▸ **Direction**
Find each line with the word "background" and copy it.

Dataset records:
----

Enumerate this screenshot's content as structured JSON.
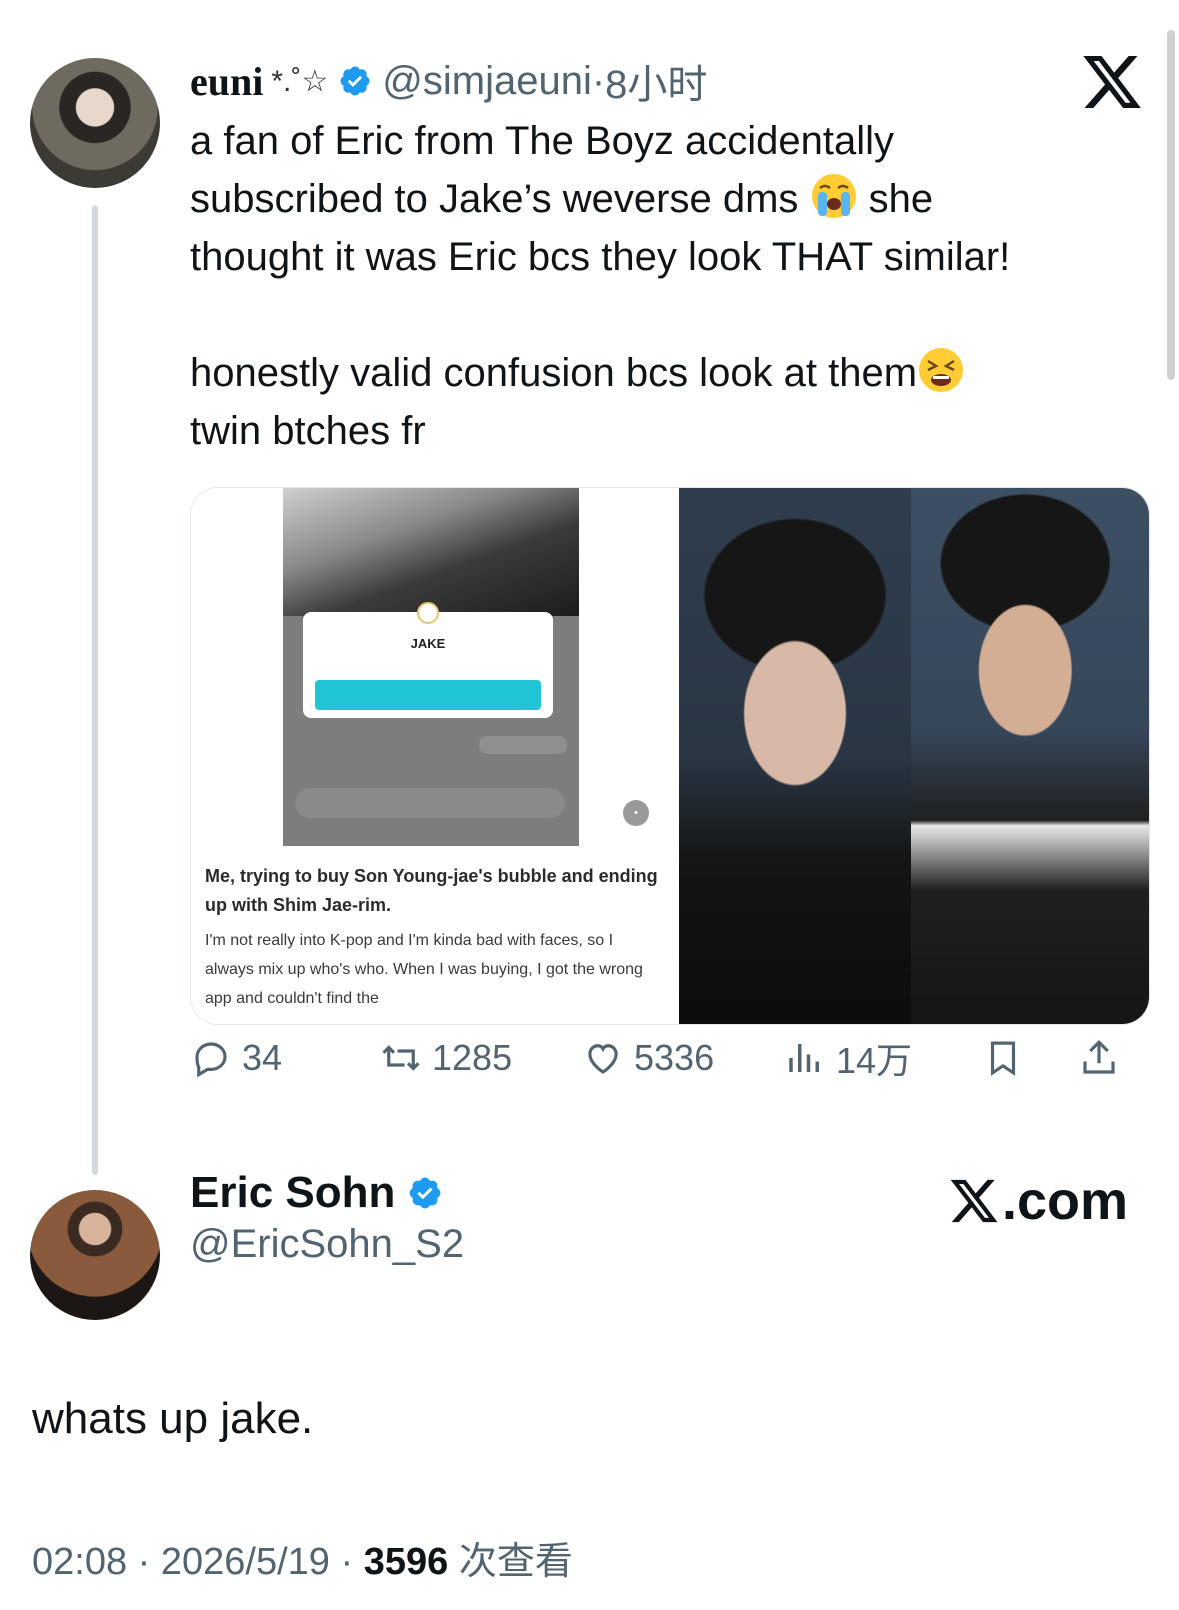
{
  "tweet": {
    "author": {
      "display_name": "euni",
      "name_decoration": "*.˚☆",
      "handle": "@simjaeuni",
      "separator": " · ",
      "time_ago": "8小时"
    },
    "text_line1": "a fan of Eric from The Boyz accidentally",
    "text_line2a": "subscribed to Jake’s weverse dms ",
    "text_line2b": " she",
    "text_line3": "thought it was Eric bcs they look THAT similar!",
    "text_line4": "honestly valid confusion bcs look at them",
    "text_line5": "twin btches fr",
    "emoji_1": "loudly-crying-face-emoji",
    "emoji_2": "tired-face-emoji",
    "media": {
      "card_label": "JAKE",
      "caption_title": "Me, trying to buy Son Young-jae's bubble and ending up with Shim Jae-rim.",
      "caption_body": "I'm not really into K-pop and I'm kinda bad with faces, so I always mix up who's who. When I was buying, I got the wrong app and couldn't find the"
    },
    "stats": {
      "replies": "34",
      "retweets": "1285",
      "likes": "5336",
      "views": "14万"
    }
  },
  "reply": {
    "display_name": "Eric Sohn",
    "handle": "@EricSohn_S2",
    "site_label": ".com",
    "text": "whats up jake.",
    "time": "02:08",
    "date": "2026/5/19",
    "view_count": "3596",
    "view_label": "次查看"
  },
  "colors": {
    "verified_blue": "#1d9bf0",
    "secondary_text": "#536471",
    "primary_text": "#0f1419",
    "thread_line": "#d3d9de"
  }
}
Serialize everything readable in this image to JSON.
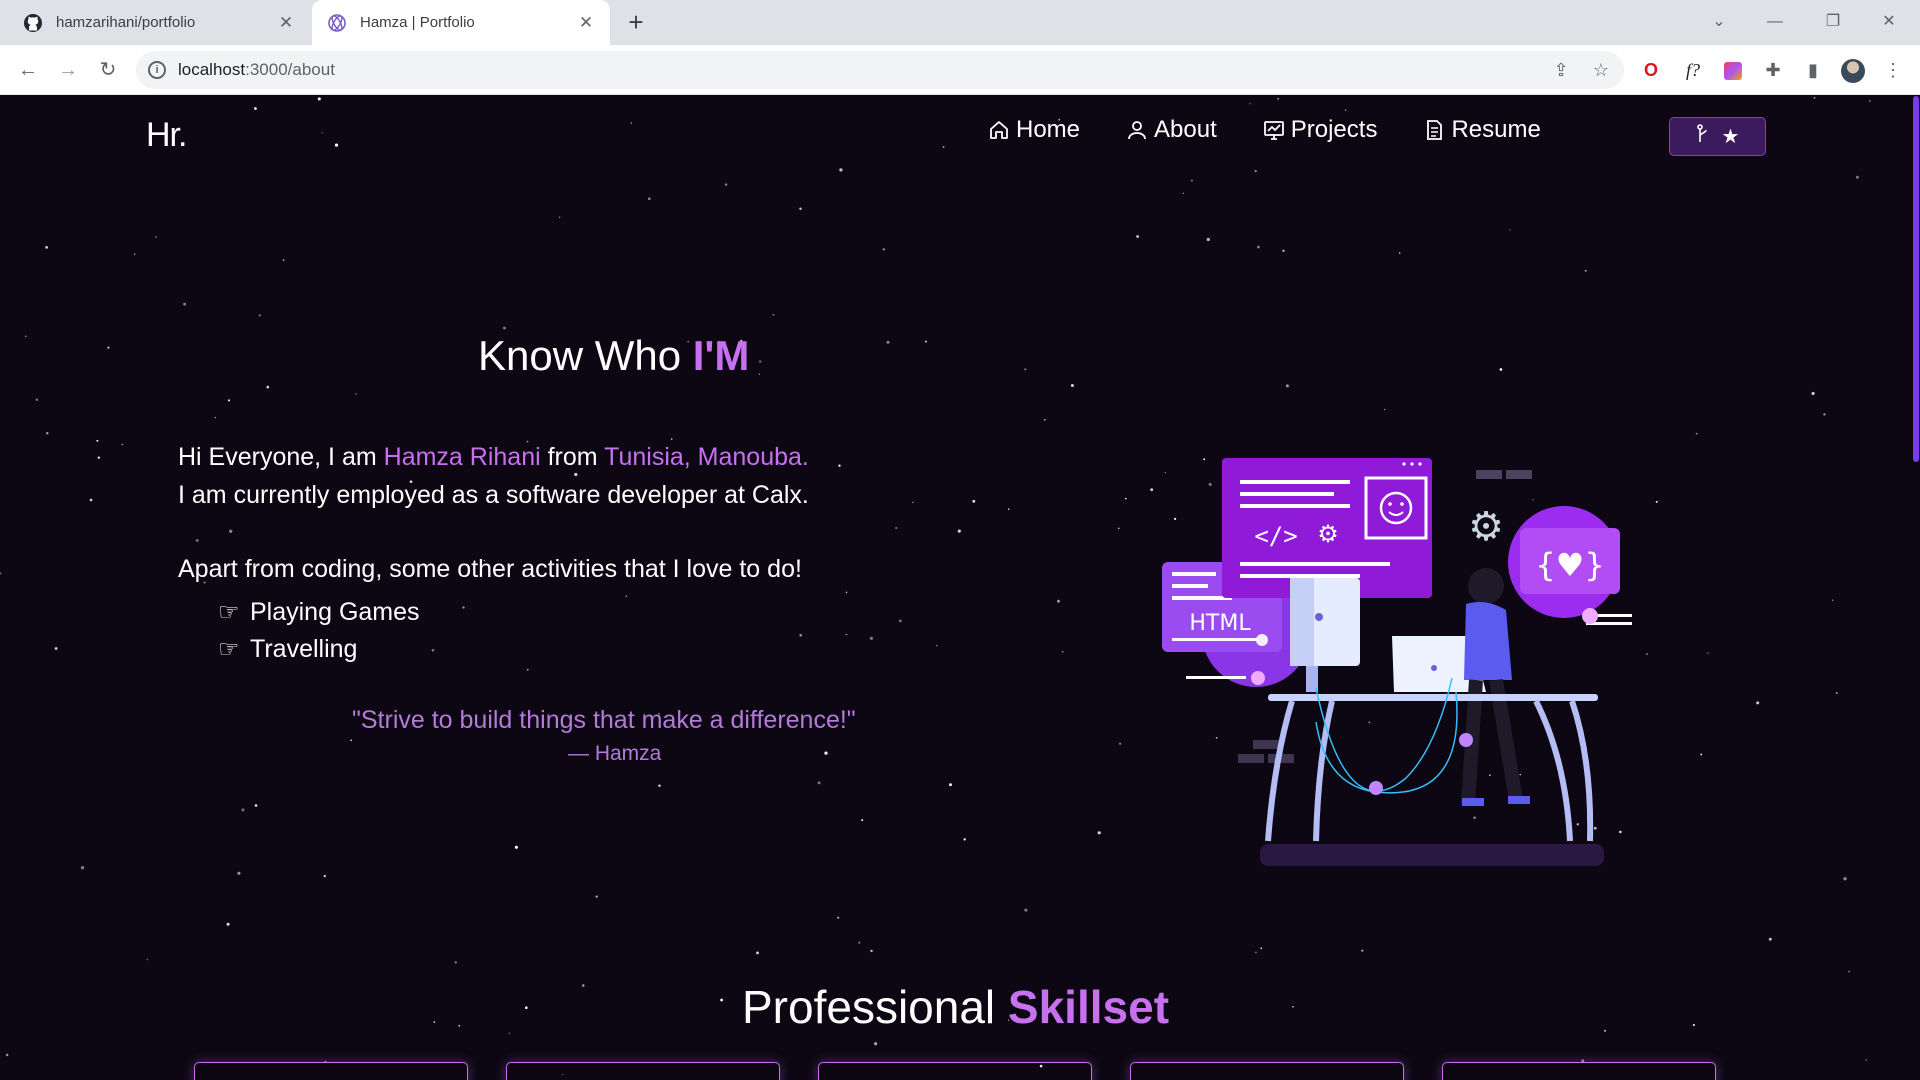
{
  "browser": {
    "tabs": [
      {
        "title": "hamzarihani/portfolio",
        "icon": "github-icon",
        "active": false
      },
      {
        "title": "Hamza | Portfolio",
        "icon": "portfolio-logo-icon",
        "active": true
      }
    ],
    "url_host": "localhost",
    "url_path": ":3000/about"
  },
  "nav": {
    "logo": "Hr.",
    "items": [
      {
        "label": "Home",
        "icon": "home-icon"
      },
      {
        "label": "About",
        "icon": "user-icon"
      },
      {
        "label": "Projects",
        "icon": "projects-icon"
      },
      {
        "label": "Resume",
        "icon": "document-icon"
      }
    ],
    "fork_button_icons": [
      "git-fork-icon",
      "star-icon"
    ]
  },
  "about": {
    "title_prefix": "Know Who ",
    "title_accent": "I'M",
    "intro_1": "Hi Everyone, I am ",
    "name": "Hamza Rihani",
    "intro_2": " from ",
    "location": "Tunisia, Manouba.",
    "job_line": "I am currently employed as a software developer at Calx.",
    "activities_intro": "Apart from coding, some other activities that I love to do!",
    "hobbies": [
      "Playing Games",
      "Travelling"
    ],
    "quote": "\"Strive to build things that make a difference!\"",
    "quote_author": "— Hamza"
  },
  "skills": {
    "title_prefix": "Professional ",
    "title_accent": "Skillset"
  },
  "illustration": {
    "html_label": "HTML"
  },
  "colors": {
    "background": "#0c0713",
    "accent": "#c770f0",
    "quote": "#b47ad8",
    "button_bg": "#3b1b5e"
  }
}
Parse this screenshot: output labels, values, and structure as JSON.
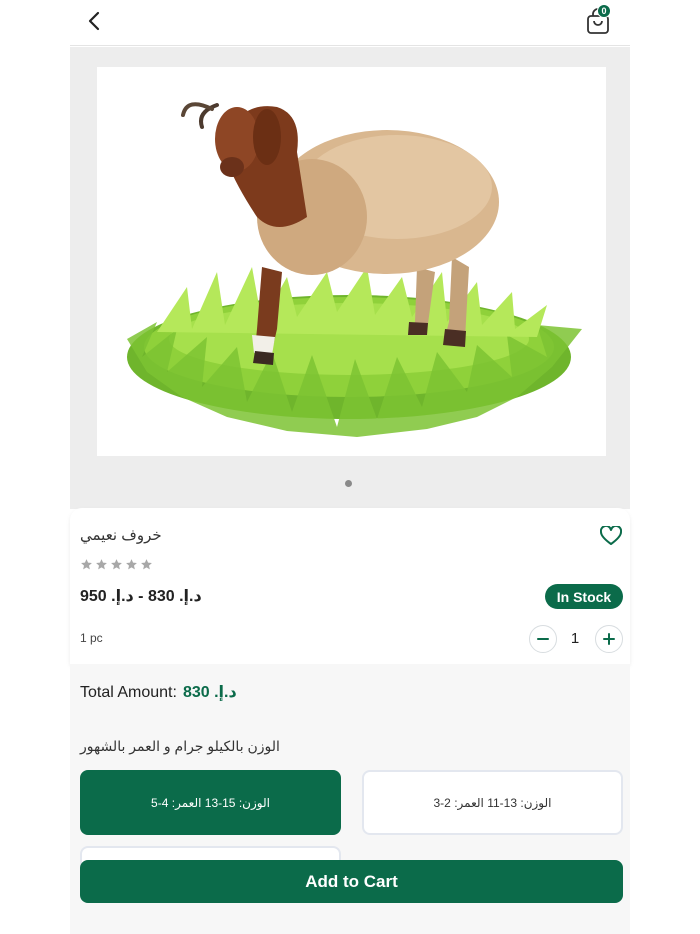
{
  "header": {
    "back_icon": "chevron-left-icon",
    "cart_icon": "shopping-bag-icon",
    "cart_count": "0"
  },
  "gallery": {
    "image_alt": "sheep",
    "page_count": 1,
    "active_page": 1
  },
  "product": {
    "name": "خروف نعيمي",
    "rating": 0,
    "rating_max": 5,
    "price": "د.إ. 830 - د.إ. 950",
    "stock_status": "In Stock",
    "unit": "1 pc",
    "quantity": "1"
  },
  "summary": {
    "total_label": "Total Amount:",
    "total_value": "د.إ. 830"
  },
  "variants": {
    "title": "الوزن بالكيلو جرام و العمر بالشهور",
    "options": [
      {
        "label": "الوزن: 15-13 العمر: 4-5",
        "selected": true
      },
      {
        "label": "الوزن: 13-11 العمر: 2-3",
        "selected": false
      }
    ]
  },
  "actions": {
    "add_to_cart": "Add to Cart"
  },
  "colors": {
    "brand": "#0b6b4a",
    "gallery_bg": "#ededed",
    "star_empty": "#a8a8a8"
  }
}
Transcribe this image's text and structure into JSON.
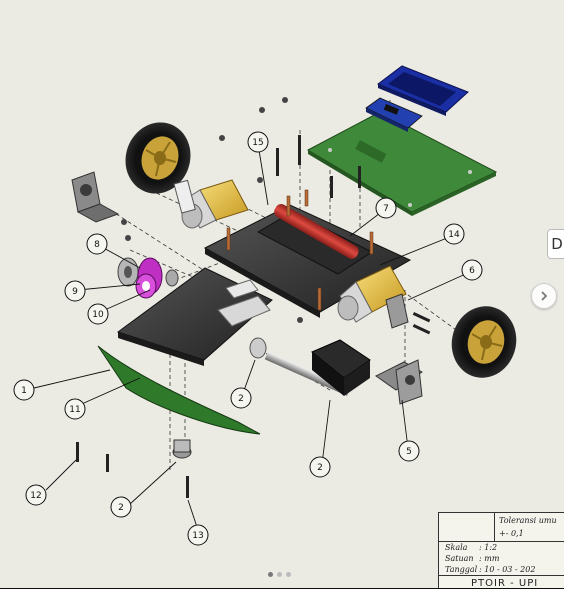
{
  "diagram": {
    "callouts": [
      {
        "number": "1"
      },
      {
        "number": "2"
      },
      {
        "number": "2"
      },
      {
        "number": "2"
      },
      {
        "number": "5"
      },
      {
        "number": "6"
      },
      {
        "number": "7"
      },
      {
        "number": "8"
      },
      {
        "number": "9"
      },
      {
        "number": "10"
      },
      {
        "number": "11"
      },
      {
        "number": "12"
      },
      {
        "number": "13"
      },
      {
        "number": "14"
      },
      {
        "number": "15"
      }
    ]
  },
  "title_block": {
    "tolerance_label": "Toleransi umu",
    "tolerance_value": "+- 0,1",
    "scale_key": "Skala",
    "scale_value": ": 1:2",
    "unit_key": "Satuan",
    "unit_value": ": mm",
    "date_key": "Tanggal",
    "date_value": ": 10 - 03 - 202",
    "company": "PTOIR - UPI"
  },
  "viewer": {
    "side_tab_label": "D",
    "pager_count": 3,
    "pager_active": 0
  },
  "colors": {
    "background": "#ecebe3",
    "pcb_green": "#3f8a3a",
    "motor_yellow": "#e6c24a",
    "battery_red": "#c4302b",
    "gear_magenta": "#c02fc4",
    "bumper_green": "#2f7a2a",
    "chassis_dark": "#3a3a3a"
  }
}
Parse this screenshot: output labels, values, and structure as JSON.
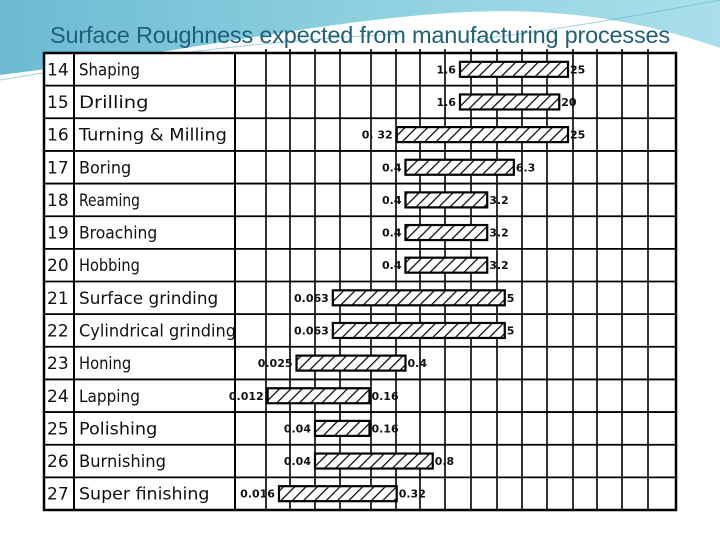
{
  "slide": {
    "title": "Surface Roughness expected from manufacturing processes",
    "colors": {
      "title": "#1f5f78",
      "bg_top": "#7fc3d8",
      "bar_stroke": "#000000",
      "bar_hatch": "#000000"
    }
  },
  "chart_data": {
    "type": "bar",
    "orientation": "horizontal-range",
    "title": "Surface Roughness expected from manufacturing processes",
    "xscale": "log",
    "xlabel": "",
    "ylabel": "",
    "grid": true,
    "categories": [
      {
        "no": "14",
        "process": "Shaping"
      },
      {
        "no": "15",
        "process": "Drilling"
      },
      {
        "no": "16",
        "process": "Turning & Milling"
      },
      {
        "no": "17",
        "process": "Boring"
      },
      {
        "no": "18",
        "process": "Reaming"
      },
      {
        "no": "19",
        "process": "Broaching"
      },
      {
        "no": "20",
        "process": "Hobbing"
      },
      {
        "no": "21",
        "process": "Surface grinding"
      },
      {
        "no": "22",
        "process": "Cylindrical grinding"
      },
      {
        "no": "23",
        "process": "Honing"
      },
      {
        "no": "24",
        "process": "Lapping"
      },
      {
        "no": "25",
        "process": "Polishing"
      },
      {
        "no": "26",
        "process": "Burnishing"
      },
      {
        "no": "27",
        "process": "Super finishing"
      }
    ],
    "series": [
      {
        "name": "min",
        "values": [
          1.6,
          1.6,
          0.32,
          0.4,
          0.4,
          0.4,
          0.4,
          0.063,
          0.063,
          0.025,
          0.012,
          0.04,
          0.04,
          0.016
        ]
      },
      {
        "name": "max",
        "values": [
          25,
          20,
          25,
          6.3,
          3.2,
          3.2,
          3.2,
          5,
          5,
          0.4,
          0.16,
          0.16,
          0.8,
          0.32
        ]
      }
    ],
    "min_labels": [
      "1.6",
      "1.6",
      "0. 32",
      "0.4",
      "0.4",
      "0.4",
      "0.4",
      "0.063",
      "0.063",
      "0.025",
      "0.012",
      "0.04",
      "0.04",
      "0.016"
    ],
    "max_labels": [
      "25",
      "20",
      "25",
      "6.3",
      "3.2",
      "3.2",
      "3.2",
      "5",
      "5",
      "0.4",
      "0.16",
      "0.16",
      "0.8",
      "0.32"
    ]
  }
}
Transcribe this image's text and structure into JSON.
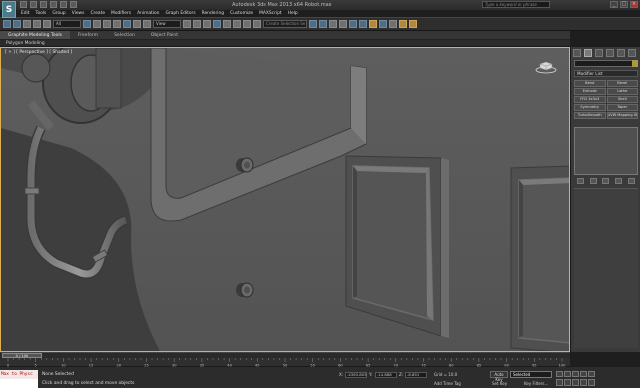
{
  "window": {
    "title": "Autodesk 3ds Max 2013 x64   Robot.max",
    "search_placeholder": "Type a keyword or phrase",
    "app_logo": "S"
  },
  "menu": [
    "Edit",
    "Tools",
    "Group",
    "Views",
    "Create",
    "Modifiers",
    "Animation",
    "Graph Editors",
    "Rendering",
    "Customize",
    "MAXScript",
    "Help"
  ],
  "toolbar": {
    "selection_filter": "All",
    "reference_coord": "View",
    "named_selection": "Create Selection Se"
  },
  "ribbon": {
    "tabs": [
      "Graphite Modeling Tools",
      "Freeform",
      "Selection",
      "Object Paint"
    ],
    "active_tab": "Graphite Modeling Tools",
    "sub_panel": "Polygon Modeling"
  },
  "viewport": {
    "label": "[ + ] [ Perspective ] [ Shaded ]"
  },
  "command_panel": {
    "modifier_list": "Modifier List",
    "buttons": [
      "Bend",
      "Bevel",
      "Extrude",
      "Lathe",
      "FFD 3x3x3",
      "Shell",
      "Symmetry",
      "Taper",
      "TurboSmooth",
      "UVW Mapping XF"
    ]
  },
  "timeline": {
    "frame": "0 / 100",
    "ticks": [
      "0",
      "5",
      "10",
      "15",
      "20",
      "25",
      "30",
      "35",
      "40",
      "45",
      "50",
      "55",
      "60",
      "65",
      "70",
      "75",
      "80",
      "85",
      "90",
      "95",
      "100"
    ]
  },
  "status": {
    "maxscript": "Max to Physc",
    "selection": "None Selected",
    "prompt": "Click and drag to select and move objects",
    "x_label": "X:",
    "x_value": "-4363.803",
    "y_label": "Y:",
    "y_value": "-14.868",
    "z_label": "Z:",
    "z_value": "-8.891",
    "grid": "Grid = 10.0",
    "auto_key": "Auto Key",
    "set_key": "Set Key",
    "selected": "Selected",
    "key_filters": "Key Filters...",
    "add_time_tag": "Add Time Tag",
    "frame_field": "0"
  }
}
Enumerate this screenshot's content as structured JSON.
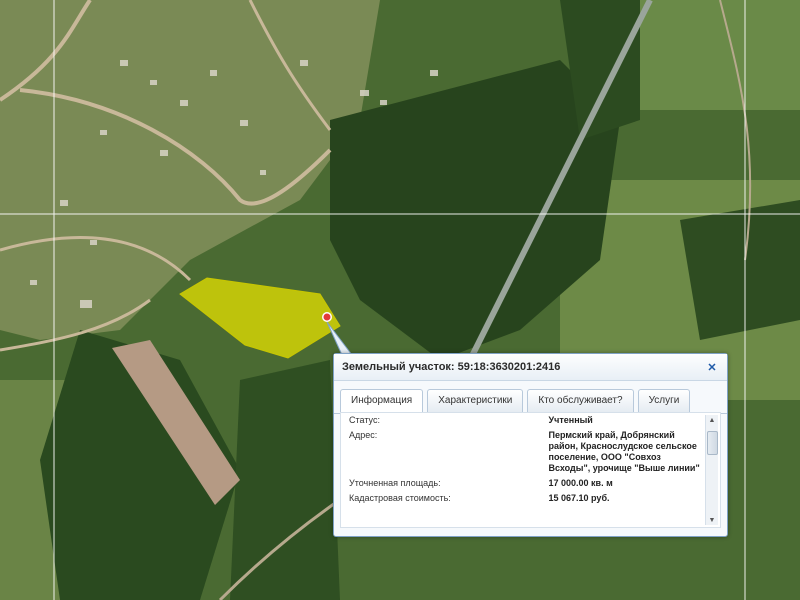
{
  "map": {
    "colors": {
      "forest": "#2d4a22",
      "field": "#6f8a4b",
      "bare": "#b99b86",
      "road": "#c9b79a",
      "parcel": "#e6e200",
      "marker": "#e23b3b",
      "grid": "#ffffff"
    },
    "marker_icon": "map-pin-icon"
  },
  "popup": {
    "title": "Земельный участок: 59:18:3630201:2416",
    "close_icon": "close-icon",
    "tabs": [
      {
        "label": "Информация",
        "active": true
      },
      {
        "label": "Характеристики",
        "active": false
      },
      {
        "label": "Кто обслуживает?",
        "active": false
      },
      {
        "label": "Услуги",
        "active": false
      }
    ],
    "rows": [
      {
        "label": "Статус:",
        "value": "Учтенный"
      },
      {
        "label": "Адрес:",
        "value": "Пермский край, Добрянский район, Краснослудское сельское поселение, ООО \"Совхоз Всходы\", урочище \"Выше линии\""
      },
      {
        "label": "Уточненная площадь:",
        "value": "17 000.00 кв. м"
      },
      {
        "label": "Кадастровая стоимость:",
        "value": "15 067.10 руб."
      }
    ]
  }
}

----

▸ **Problem solution**
    "background": "#0c0713",
    "background": "#ecebe3",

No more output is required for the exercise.